(Collected data)
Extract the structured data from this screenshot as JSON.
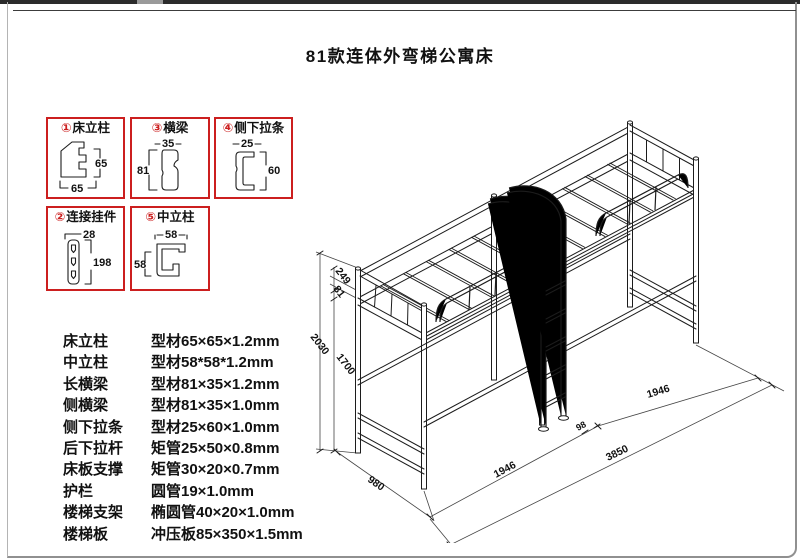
{
  "page": {
    "title": "81款连体外弯梯公寓床"
  },
  "detail_boxes": [
    {
      "num": "①",
      "name": "床立柱",
      "dim_right": "65",
      "dim_bottom": "65"
    },
    {
      "num": "③",
      "name": "横梁",
      "dim_top": "35",
      "dim_left": "81"
    },
    {
      "num": "④",
      "name": "侧下拉条",
      "dim_top": "25",
      "dim_right": "60"
    },
    {
      "num": "②",
      "name": "连接挂件",
      "dim_top": "28",
      "dim_right": "198"
    },
    {
      "num": "⑤",
      "name": "中立柱",
      "dim_top": "58",
      "dim_left": "58"
    }
  ],
  "specs": [
    {
      "part": "床立柱",
      "spec": "型材65×65×1.2mm"
    },
    {
      "part": "中立柱",
      "spec": "型材58*58*1.2mm"
    },
    {
      "part": "长横梁",
      "spec": "型材81×35×1.2mm"
    },
    {
      "part": "侧横梁",
      "spec": "型材81×35×1.0mm"
    },
    {
      "part": "侧下拉条",
      "spec": "型材25×60×1.0mm"
    },
    {
      "part": "后下拉杆",
      "spec": "矩管25×50×0.8mm"
    },
    {
      "part": "床板支撑",
      "spec": "矩管30×20×0.7mm"
    },
    {
      "part": "护栏",
      "spec": "圆管19×1.0mm"
    },
    {
      "part": "楼梯支架",
      "spec": "椭圆管40×20×1.0mm"
    },
    {
      "part": "楼梯板",
      "spec": "冲压板85×350×1.5mm"
    }
  ],
  "bed_dimensions": {
    "total_height": "2030",
    "platform_height": "1700",
    "guardrail_height": "249",
    "beam_height": "81",
    "width": "980",
    "bay_left": "1946",
    "bay_right": "1946",
    "total_length": "3850",
    "ladder_offset": "98"
  },
  "colors": {
    "accent_red": "#cc1f1f",
    "line": "#1c1c1c"
  }
}
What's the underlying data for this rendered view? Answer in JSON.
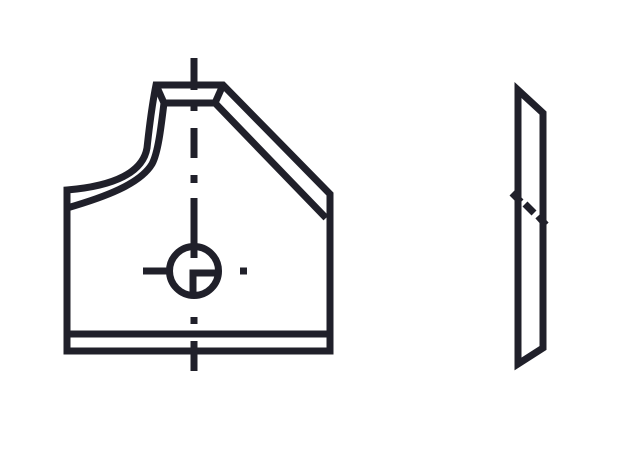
{
  "page": {
    "background_color": "#ffffff"
  },
  "drawing": {
    "name": "insert-knife-technical-drawing",
    "description_names": {
      "left": "front-view",
      "right": "side-view"
    },
    "stroke_color": "#20202a",
    "stroke_width": 7,
    "canvas": {
      "width": 630,
      "height": 451
    },
    "shapes": [
      {
        "name": "front-view-outline",
        "kind": "path",
        "d": "M156 85 L223 85 L330 194 L330 351 L67 351 L67 190 C115 186 143 172 147 148 C149 130 151 110 156 85 Z"
      },
      {
        "name": "front-view-inner-profile-and-chamfer",
        "kind": "path",
        "d": "M67 208 C105 197 140 184 152 164 C158 153 161 128 164 103 L215 103 L326 218"
      },
      {
        "name": "front-view-top-face-left-bevel",
        "kind": "path",
        "d": "M156 85 L164 103"
      },
      {
        "name": "front-view-top-face-right-bevel",
        "kind": "path",
        "d": "M223 85 L215 103"
      },
      {
        "name": "front-view-bottom-land-line",
        "kind": "path",
        "d": "M67 334 L330 334"
      },
      {
        "name": "screw-hole-circle",
        "kind": "circle",
        "cx": 194,
        "cy": 271,
        "r": 24.5
      },
      {
        "name": "screw-hole-quadrant-lines",
        "kind": "path",
        "d": "M216 273 L193 273 L193 295"
      },
      {
        "name": "vertical-centerline",
        "kind": "path",
        "d": "M194 58 L194 90 M194 104 L194 111 M194 128 L194 158 M194 175 L194 183 M194 198 L194 258 M194 317 L194 324 M194 341 L194 371"
      },
      {
        "name": "horizontal-centerline",
        "kind": "path",
        "d": "M143 271 L170 271 M240 271 L247 271"
      },
      {
        "name": "side-view-outline",
        "kind": "path",
        "d": "M518 90 L543 113 L543 348 L518 364 Z"
      },
      {
        "name": "side-view-diagonal-edge-marks",
        "kind": "path",
        "d": "M512 193 L521 202 M525 204 L534 213 M538 216 L546 225"
      }
    ]
  }
}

*Exercise goal*
Quote all the records verbatim, dropping any pictures from your copy.

*Task result*
Extract the structured data from this screenshot as JSON.
{
  "page": {
    "title": "81款连体外弯梯公寓床"
  },
  "detail_boxes": [
    {
      "num": "①",
      "name": "床立柱",
      "dim_right": "65",
      "dim_bottom": "65"
    },
    {
      "num": "③",
      "name": "横梁",
      "dim_top": "35",
      "dim_left": "81"
    },
    {
      "num": "④",
      "name": "侧下拉条",
      "dim_top": "25",
      "dim_right": "60"
    },
    {
      "num": "②",
      "name": "连接挂件",
      "dim_top": "28",
      "dim_right": "198"
    },
    {
      "num": "⑤",
      "name": "中立柱",
      "dim_top": "58",
      "dim_left": "58"
    }
  ],
  "specs": [
    {
      "part": "床立柱",
      "spec": "型材65×65×1.2mm"
    },
    {
      "part": "中立柱",
      "spec": "型材58*58*1.2mm"
    },
    {
      "part": "长横梁",
      "spec": "型材81×35×1.2mm"
    },
    {
      "part": "侧横梁",
      "spec": "型材81×35×1.0mm"
    },
    {
      "part": "侧下拉条",
      "spec": "型材25×60×1.0mm"
    },
    {
      "part": "后下拉杆",
      "spec": "矩管25×50×0.8mm"
    },
    {
      "part": "床板支撑",
      "spec": "矩管30×20×0.7mm"
    },
    {
      "part": "护栏",
      "spec": "圆管19×1.0mm"
    },
    {
      "part": "楼梯支架",
      "spec": "椭圆管40×20×1.0mm"
    },
    {
      "part": "楼梯板",
      "spec": "冲压板85×350×1.5mm"
    }
  ],
  "bed_dimensions": {
    "total_height": "2030",
    "platform_height": "1700",
    "guardrail_height": "249",
    "beam_height": "81",
    "width": "980",
    "bay_left": "1946",
    "bay_right": "1946",
    "total_length": "3850",
    "ladder_offset": "98"
  },
  "colors": {
    "accent_red": "#cc1f1f",
    "line": "#1c1c1c"
  }
}
What's the underlying data for this rendered view? Answer in JSON.
{
  "page": {
    "background_color": "#ffffff"
  },
  "drawing": {
    "name": "insert-knife-technical-drawing",
    "description_names": {
      "left": "front-view",
      "right": "side-view"
    },
    "stroke_color": "#20202a",
    "stroke_width": 7,
    "canvas": {
      "width": 630,
      "height": 451
    },
    "shapes": [
      {
        "name": "front-view-outline",
        "kind": "path",
        "d": "M156 85 L223 85 L330 194 L330 351 L67 351 L67 190 C115 186 143 172 147 148 C149 130 151 110 156 85 Z"
      },
      {
        "name": "front-view-inner-profile-and-chamfer",
        "kind": "path",
        "d": "M67 208 C105 197 140 184 152 164 C158 153 161 128 164 103 L215 103 L326 218"
      },
      {
        "name": "front-view-top-face-left-bevel",
        "kind": "path",
        "d": "M156 85 L164 103"
      },
      {
        "name": "front-view-top-face-right-bevel",
        "kind": "path",
        "d": "M223 85 L215 103"
      },
      {
        "name": "front-view-bottom-land-line",
        "kind": "path",
        "d": "M67 334 L330 334"
      },
      {
        "name": "screw-hole-circle",
        "kind": "circle",
        "cx": 194,
        "cy": 271,
        "r": 24.5
      },
      {
        "name": "screw-hole-quadrant-lines",
        "kind": "path",
        "d": "M216 273 L193 273 L193 295"
      },
      {
        "name": "vertical-centerline",
        "kind": "path",
        "d": "M194 58 L194 90 M194 104 L194 111 M194 128 L194 158 M194 175 L194 183 M194 198 L194 258 M194 317 L194 324 M194 341 L194 371"
      },
      {
        "name": "horizontal-centerline",
        "kind": "path",
        "d": "M143 271 L170 271 M240 271 L247 271"
      },
      {
        "name": "side-view-outline",
        "kind": "path",
        "d": "M518 90 L543 113 L543 348 L518 364 Z"
      },
      {
        "name": "side-view-diagonal-edge-marks",
        "kind": "path",
        "d": "M512 193 L521 202 M525 204 L534 213 M538 216 L546 225"
      }
    ]
  }
}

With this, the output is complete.